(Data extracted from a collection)
-- Start --

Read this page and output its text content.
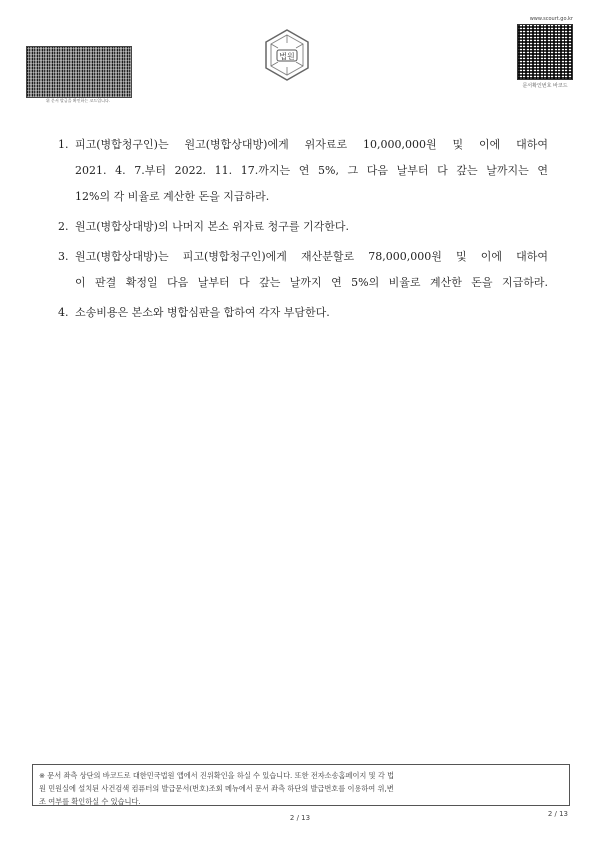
위 문서 발급을 확인하는 코드입니다.
법원
www.scourt.go.kr
문서확인번호 바코드
1. 피고(병합청구인)는 원고(병합상대방)에게 위자료로 10,000,000원 및 이에 대하여
2021. 4. 7.부터 2022. 11. 17.까지는 연 5%, 그 다음 날부터 다 갚는 날까지는 연
12%의 각 비율로 계산한 돈을 지급하라.
2. 원고(병합상대방)의 나머지 본소 위자료 청구를 기각한다.
3. 원고(병합상대방)는 피고(병합청구인)에게 재산분할로 78,000,000원 및 이에 대하여
이 판결 확정일 다음 날부터 다 갚는 날까지 연 5%의 비율로 계산한 돈을 지급하라.
4. 소송비용은 본소와 병합심판을 합하여 각자 부담한다.
※ 문서 좌측 상단의 바코드로 대한민국법원 앱에서 진위확인을 하실 수 있습니다. 또한 전자소송홈페이지 및 각 법
원 민원실에 설치된 사건검색 컴퓨터의 발급문서(번호)조회 메뉴에서 문서 좌측 하단의 발급번호를 이용하여 위,변
조 여부를 확인하실 수 있습니다.
2 / 13	2 / 13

-- End --

OBJECTIVE: Print every record above exactly as written, leaving out the pictures.

ANSWER IN FULL:
Read this page and output its text content.
위 문서 발급을 확인하는 코드입니다.
법원
www.scourt.go.kr
문서확인번호 바코드
1. 피고(병합청구인)는 원고(병합상대방)에게 위자료로 10,000,000원 및 이에 대하여
2021. 4. 7.부터 2022. 11. 17.까지는 연 5%, 그 다음 날부터 다 갚는 날까지는 연
12%의 각 비율로 계산한 돈을 지급하라.
2. 원고(병합상대방)의 나머지 본소 위자료 청구를 기각한다.
3. 원고(병합상대방)는 피고(병합청구인)에게 재산분할로 78,000,000원 및 이에 대하여
이 판결 확정일 다음 날부터 다 갚는 날까지 연 5%의 비율로 계산한 돈을 지급하라.
4. 소송비용은 본소와 병합심판을 합하여 각자 부담한다.
※ 문서 좌측 상단의 바코드로 대한민국법원 앱에서 진위확인을 하실 수 있습니다. 또한 전자소송홈페이지 및 각 법
원 민원실에 설치된 사건검색 컴퓨터의 발급문서(번호)조회 메뉴에서 문서 좌측 하단의 발급번호를 이용하여 위,변
조 여부를 확인하실 수 있습니다.
2 / 13	2 / 13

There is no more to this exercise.